* _Goal of the exercise_:
Set the listing down unchanged, minus every embedded image.

* _Records shown_:
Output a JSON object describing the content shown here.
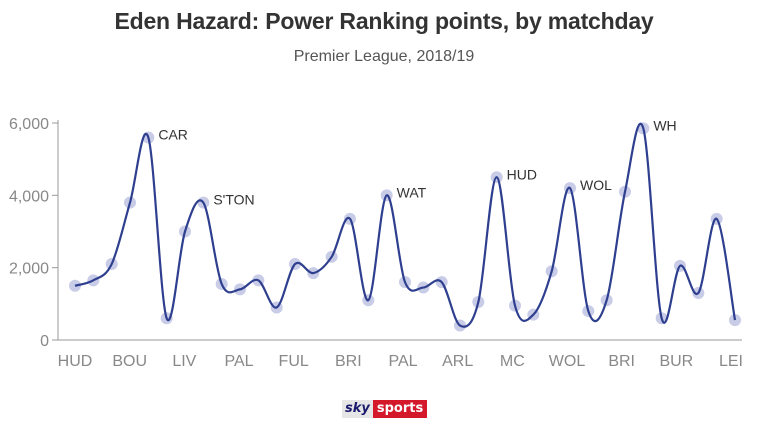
{
  "chart_data": {
    "type": "line",
    "title": "Eden Hazard: Power Ranking points, by matchday",
    "subtitle": "Premier League, 2018/19",
    "xlabel": "",
    "ylabel": "",
    "ylim": [
      0,
      6000
    ],
    "yticks": [
      "0",
      "2,000",
      "4,000",
      "6,000"
    ],
    "grid": false,
    "colors": {
      "line": "#2f3f8f",
      "marker": "#c5c9e6"
    },
    "x_tick_labels": [
      "HUD",
      "BOU",
      "LIV",
      "PAL",
      "FUL",
      "BRI",
      "PAL",
      "ARL",
      "MC",
      "WOL",
      "BRI",
      "BUR",
      "LEI"
    ],
    "series": [
      {
        "values": [
          1500,
          1650,
          2100,
          3800,
          5600,
          600,
          3000,
          3800,
          1550,
          1400,
          1650,
          900,
          2100,
          1850,
          2300,
          3350,
          1100,
          4000,
          1600,
          1450,
          1600,
          400,
          1050,
          4500,
          950,
          700,
          1900,
          4200,
          800,
          1100,
          4100,
          5850,
          600,
          2050,
          1300,
          3350,
          550
        ]
      }
    ],
    "annotations": [
      {
        "index": 4,
        "text": "CAR"
      },
      {
        "index": 7,
        "text": "S'TON"
      },
      {
        "index": 17,
        "text": "WAT"
      },
      {
        "index": 23,
        "text": "HUD"
      },
      {
        "index": 27,
        "text": "WOL"
      },
      {
        "index": 31,
        "text": "WH"
      }
    ]
  },
  "branding": {
    "logo_sky": "sky",
    "logo_sports": "sports"
  }
}
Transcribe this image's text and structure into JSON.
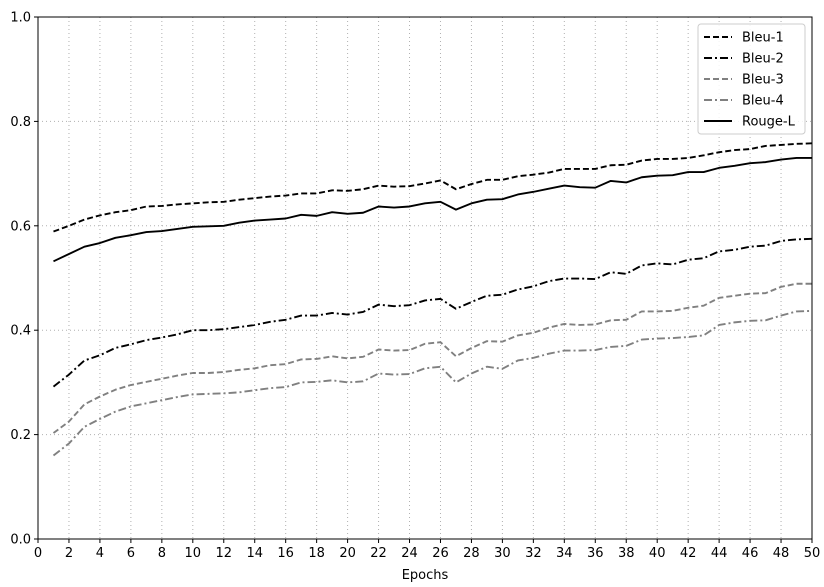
{
  "chart_data": {
    "type": "line",
    "title": "",
    "xlabel": "Epochs",
    "ylabel": "",
    "xlim": [
      0,
      50
    ],
    "ylim": [
      0.0,
      1.0
    ],
    "xticks": [
      0,
      2,
      4,
      6,
      8,
      10,
      12,
      14,
      16,
      18,
      20,
      22,
      24,
      26,
      28,
      30,
      32,
      34,
      36,
      38,
      40,
      42,
      44,
      46,
      48,
      50
    ],
    "yticks": [
      0.0,
      0.2,
      0.4,
      0.6,
      0.8,
      1.0
    ],
    "ytick_labels": [
      "0.0",
      "0.2",
      "0.4",
      "0.6",
      "0.8",
      "1.0"
    ],
    "grid": true,
    "legend_position": "top-right",
    "x": [
      1,
      2,
      3,
      4,
      5,
      6,
      7,
      8,
      9,
      10,
      11,
      12,
      13,
      14,
      15,
      16,
      17,
      18,
      19,
      20,
      21,
      22,
      23,
      24,
      25,
      26,
      27,
      28,
      29,
      30,
      31,
      32,
      33,
      34,
      35,
      36,
      37,
      38,
      39,
      40,
      41,
      42,
      43,
      44,
      45,
      46,
      47,
      48,
      49,
      50
    ],
    "series": [
      {
        "name": "Bleu-1",
        "color": "#000000",
        "dash": "dashed",
        "values": [
          0.589,
          0.6,
          0.612,
          0.62,
          0.626,
          0.63,
          0.637,
          0.638,
          0.641,
          0.643,
          0.645,
          0.646,
          0.65,
          0.653,
          0.656,
          0.658,
          0.662,
          0.662,
          0.668,
          0.667,
          0.67,
          0.677,
          0.675,
          0.676,
          0.681,
          0.687,
          0.67,
          0.68,
          0.688,
          0.688,
          0.695,
          0.698,
          0.702,
          0.709,
          0.709,
          0.709,
          0.716,
          0.717,
          0.725,
          0.728,
          0.728,
          0.73,
          0.735,
          0.741,
          0.745,
          0.747,
          0.753,
          0.755,
          0.757,
          0.758
        ]
      },
      {
        "name": "Bleu-2",
        "color": "#000000",
        "dash": "dashdot",
        "values": [
          0.292,
          0.315,
          0.342,
          0.352,
          0.366,
          0.373,
          0.381,
          0.386,
          0.392,
          0.4,
          0.4,
          0.402,
          0.406,
          0.41,
          0.416,
          0.42,
          0.428,
          0.428,
          0.433,
          0.43,
          0.435,
          0.449,
          0.446,
          0.448,
          0.457,
          0.46,
          0.441,
          0.454,
          0.466,
          0.468,
          0.478,
          0.484,
          0.494,
          0.499,
          0.499,
          0.498,
          0.511,
          0.508,
          0.524,
          0.528,
          0.526,
          0.535,
          0.538,
          0.551,
          0.554,
          0.56,
          0.562,
          0.571,
          0.574,
          0.575
        ]
      },
      {
        "name": "Bleu-3",
        "color": "#808080",
        "dash": "dashed",
        "values": [
          0.203,
          0.225,
          0.258,
          0.273,
          0.286,
          0.295,
          0.301,
          0.307,
          0.313,
          0.318,
          0.318,
          0.32,
          0.324,
          0.327,
          0.333,
          0.335,
          0.344,
          0.345,
          0.35,
          0.346,
          0.349,
          0.363,
          0.361,
          0.362,
          0.374,
          0.377,
          0.35,
          0.366,
          0.379,
          0.378,
          0.39,
          0.395,
          0.405,
          0.412,
          0.41,
          0.411,
          0.419,
          0.42,
          0.436,
          0.436,
          0.437,
          0.443,
          0.447,
          0.462,
          0.466,
          0.47,
          0.471,
          0.483,
          0.489,
          0.489
        ]
      },
      {
        "name": "Bleu-4",
        "color": "#808080",
        "dash": "dashdot",
        "values": [
          0.16,
          0.183,
          0.215,
          0.23,
          0.244,
          0.254,
          0.26,
          0.266,
          0.272,
          0.277,
          0.278,
          0.279,
          0.281,
          0.285,
          0.289,
          0.291,
          0.3,
          0.301,
          0.304,
          0.3,
          0.302,
          0.317,
          0.315,
          0.316,
          0.327,
          0.33,
          0.3,
          0.317,
          0.33,
          0.326,
          0.342,
          0.347,
          0.355,
          0.361,
          0.361,
          0.362,
          0.368,
          0.37,
          0.382,
          0.384,
          0.385,
          0.387,
          0.39,
          0.41,
          0.415,
          0.418,
          0.419,
          0.428,
          0.436,
          0.437
        ]
      },
      {
        "name": "Rouge-L",
        "color": "#000000",
        "dash": "solid",
        "values": [
          0.532,
          0.546,
          0.56,
          0.567,
          0.577,
          0.582,
          0.588,
          0.59,
          0.594,
          0.598,
          0.599,
          0.6,
          0.606,
          0.61,
          0.612,
          0.614,
          0.621,
          0.619,
          0.626,
          0.623,
          0.625,
          0.637,
          0.635,
          0.637,
          0.643,
          0.646,
          0.631,
          0.643,
          0.65,
          0.651,
          0.66,
          0.665,
          0.671,
          0.677,
          0.674,
          0.673,
          0.686,
          0.683,
          0.693,
          0.696,
          0.697,
          0.703,
          0.703,
          0.711,
          0.715,
          0.72,
          0.722,
          0.727,
          0.73,
          0.73
        ]
      }
    ]
  }
}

* _Task response_:
Output a JSON object describing the content shown here.
{
  "chart_data": {
    "type": "line",
    "title": "Eden Hazard: Power Ranking points, by matchday",
    "subtitle": "Premier League, 2018/19",
    "xlabel": "",
    "ylabel": "",
    "ylim": [
      0,
      6000
    ],
    "yticks": [
      "0",
      "2,000",
      "4,000",
      "6,000"
    ],
    "grid": false,
    "colors": {
      "line": "#2f3f8f",
      "marker": "#c5c9e6"
    },
    "x_tick_labels": [
      "HUD",
      "BOU",
      "LIV",
      "PAL",
      "FUL",
      "BRI",
      "PAL",
      "ARL",
      "MC",
      "WOL",
      "BRI",
      "BUR",
      "LEI"
    ],
    "series": [
      {
        "values": [
          1500,
          1650,
          2100,
          3800,
          5600,
          600,
          3000,
          3800,
          1550,
          1400,
          1650,
          900,
          2100,
          1850,
          2300,
          3350,
          1100,
          4000,
          1600,
          1450,
          1600,
          400,
          1050,
          4500,
          950,
          700,
          1900,
          4200,
          800,
          1100,
          4100,
          5850,
          600,
          2050,
          1300,
          3350,
          550
        ]
      }
    ],
    "annotations": [
      {
        "index": 4,
        "text": "CAR"
      },
      {
        "index": 7,
        "text": "S'TON"
      },
      {
        "index": 17,
        "text": "WAT"
      },
      {
        "index": 23,
        "text": "HUD"
      },
      {
        "index": 27,
        "text": "WOL"
      },
      {
        "index": 31,
        "text": "WH"
      }
    ]
  },
  "branding": {
    "logo_sky": "sky",
    "logo_sports": "sports"
  }
}
Transcribe this image's text and structure into JSON.
{
  "chart_data": {
    "type": "line",
    "title": "",
    "xlabel": "Epochs",
    "ylabel": "",
    "xlim": [
      0,
      50
    ],
    "ylim": [
      0.0,
      1.0
    ],
    "xticks": [
      0,
      2,
      4,
      6,
      8,
      10,
      12,
      14,
      16,
      18,
      20,
      22,
      24,
      26,
      28,
      30,
      32,
      34,
      36,
      38,
      40,
      42,
      44,
      46,
      48,
      50
    ],
    "yticks": [
      0.0,
      0.2,
      0.4,
      0.6,
      0.8,
      1.0
    ],
    "ytick_labels": [
      "0.0",
      "0.2",
      "0.4",
      "0.6",
      "0.8",
      "1.0"
    ],
    "grid": true,
    "legend_position": "top-right",
    "x": [
      1,
      2,
      3,
      4,
      5,
      6,
      7,
      8,
      9,
      10,
      11,
      12,
      13,
      14,
      15,
      16,
      17,
      18,
      19,
      20,
      21,
      22,
      23,
      24,
      25,
      26,
      27,
      28,
      29,
      30,
      31,
      32,
      33,
      34,
      35,
      36,
      37,
      38,
      39,
      40,
      41,
      42,
      43,
      44,
      45,
      46,
      47,
      48,
      49,
      50
    ],
    "series": [
      {
        "name": "Bleu-1",
        "color": "#000000",
        "dash": "dashed",
        "values": [
          0.589,
          0.6,
          0.612,
          0.62,
          0.626,
          0.63,
          0.637,
          0.638,
          0.641,
          0.643,
          0.645,
          0.646,
          0.65,
          0.653,
          0.656,
          0.658,
          0.662,
          0.662,
          0.668,
          0.667,
          0.67,
          0.677,
          0.675,
          0.676,
          0.681,
          0.687,
          0.67,
          0.68,
          0.688,
          0.688,
          0.695,
          0.698,
          0.702,
          0.709,
          0.709,
          0.709,
          0.716,
          0.717,
          0.725,
          0.728,
          0.728,
          0.73,
          0.735,
          0.741,
          0.745,
          0.747,
          0.753,
          0.755,
          0.757,
          0.758
        ]
      },
      {
        "name": "Bleu-2",
        "color": "#000000",
        "dash": "dashdot",
        "values": [
          0.292,
          0.315,
          0.342,
          0.352,
          0.366,
          0.373,
          0.381,
          0.386,
          0.392,
          0.4,
          0.4,
          0.402,
          0.406,
          0.41,
          0.416,
          0.42,
          0.428,
          0.428,
          0.433,
          0.43,
          0.435,
          0.449,
          0.446,
          0.448,
          0.457,
          0.46,
          0.441,
          0.454,
          0.466,
          0.468,
          0.478,
          0.484,
          0.494,
          0.499,
          0.499,
          0.498,
          0.511,
          0.508,
          0.524,
          0.528,
          0.526,
          0.535,
          0.538,
          0.551,
          0.554,
          0.56,
          0.562,
          0.571,
          0.574,
          0.575
        ]
      },
      {
        "name": "Bleu-3",
        "color": "#808080",
        "dash": "dashed",
        "values": [
          0.203,
          0.225,
          0.258,
          0.273,
          0.286,
          0.295,
          0.301,
          0.307,
          0.313,
          0.318,
          0.318,
          0.32,
          0.324,
          0.327,
          0.333,
          0.335,
          0.344,
          0.345,
          0.35,
          0.346,
          0.349,
          0.363,
          0.361,
          0.362,
          0.374,
          0.377,
          0.35,
          0.366,
          0.379,
          0.378,
          0.39,
          0.395,
          0.405,
          0.412,
          0.41,
          0.411,
          0.419,
          0.42,
          0.436,
          0.436,
          0.437,
          0.443,
          0.447,
          0.462,
          0.466,
          0.47,
          0.471,
          0.483,
          0.489,
          0.489
        ]
      },
      {
        "name": "Bleu-4",
        "color": "#808080",
        "dash": "dashdot",
        "values": [
          0.16,
          0.183,
          0.215,
          0.23,
          0.244,
          0.254,
          0.26,
          0.266,
          0.272,
          0.277,
          0.278,
          0.279,
          0.281,
          0.285,
          0.289,
          0.291,
          0.3,
          0.301,
          0.304,
          0.3,
          0.302,
          0.317,
          0.315,
          0.316,
          0.327,
          0.33,
          0.3,
          0.317,
          0.33,
          0.326,
          0.342,
          0.347,
          0.355,
          0.361,
          0.361,
          0.362,
          0.368,
          0.37,
          0.382,
          0.384,
          0.385,
          0.387,
          0.39,
          0.41,
          0.415,
          0.418,
          0.419,
          0.428,
          0.436,
          0.437
        ]
      },
      {
        "name": "Rouge-L",
        "color": "#000000",
        "dash": "solid",
        "values": [
          0.532,
          0.546,
          0.56,
          0.567,
          0.577,
          0.582,
          0.588,
          0.59,
          0.594,
          0.598,
          0.599,
          0.6,
          0.606,
          0.61,
          0.612,
          0.614,
          0.621,
          0.619,
          0.626,
          0.623,
          0.625,
          0.637,
          0.635,
          0.637,
          0.643,
          0.646,
          0.631,
          0.643,
          0.65,
          0.651,
          0.66,
          0.665,
          0.671,
          0.677,
          0.674,
          0.673,
          0.686,
          0.683,
          0.693,
          0.696,
          0.697,
          0.703,
          0.703,
          0.711,
          0.715,
          0.72,
          0.722,
          0.727,
          0.73,
          0.73
        ]
      }
    ]
  }
}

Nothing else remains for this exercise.